─── Listed records ───

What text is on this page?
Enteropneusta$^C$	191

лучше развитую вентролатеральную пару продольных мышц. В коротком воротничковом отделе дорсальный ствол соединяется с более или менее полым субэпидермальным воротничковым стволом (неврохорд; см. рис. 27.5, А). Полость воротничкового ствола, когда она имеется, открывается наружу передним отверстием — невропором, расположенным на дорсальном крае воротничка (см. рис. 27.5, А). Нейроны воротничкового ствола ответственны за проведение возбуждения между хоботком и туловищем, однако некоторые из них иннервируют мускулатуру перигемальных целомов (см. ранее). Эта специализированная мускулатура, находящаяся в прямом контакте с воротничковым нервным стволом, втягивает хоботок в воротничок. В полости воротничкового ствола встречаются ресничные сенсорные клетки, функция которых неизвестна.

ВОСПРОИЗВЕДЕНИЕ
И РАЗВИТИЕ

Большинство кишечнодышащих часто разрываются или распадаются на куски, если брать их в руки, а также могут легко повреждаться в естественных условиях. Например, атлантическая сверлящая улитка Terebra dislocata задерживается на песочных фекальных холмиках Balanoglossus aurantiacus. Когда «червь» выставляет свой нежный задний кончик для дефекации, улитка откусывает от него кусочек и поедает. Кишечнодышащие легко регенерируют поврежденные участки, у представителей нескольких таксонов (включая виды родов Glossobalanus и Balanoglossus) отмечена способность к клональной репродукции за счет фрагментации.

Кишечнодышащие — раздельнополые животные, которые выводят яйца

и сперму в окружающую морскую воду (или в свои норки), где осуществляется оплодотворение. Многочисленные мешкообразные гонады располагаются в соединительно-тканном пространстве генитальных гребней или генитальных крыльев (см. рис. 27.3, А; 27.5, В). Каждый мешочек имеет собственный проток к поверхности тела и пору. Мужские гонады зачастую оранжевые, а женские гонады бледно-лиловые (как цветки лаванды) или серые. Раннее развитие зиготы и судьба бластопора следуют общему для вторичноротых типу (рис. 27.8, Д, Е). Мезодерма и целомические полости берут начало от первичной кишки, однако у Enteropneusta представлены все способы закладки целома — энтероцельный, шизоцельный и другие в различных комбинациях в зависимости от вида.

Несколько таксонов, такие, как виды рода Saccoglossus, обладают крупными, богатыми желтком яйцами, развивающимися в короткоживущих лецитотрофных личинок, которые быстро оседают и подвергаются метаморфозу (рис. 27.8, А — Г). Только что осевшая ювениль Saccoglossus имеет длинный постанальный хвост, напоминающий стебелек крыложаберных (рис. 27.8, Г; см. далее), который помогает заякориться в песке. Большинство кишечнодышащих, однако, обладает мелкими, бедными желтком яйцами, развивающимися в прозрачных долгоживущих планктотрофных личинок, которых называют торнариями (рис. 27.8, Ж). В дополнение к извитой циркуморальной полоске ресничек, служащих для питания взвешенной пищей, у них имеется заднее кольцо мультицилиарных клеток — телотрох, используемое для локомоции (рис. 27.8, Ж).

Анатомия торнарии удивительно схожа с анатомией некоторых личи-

───

- **Objective**:
Pull out all lines containing the word "Кишечнодышащие" from the entries above.

- **Result of the exercise**:
Большинство кишечнодышащих часто разрываются или распадаются на куски, если брать их в руки, а также могут легко повреждаться в естественных условиях. Например, атлантическая сверлящая улитка Terebra dislocata задерживается на песочных фекальных холмиках Balanoglossus aurantiacus. Когда «червь» выставляет свой нежный задний кончик для дефекации, улитка откусывает от него кусочек и поедает. Кишечнодышащие легко регенерируют поврежденные участки, у представителей нескольких таксонов (включая виды родов Glossobalanus и Balanoglossus) отмечена способность к клональной репродукции за счет фрагментации.
Кишечнодышащие — раздельнополые животные, которые выводят яйца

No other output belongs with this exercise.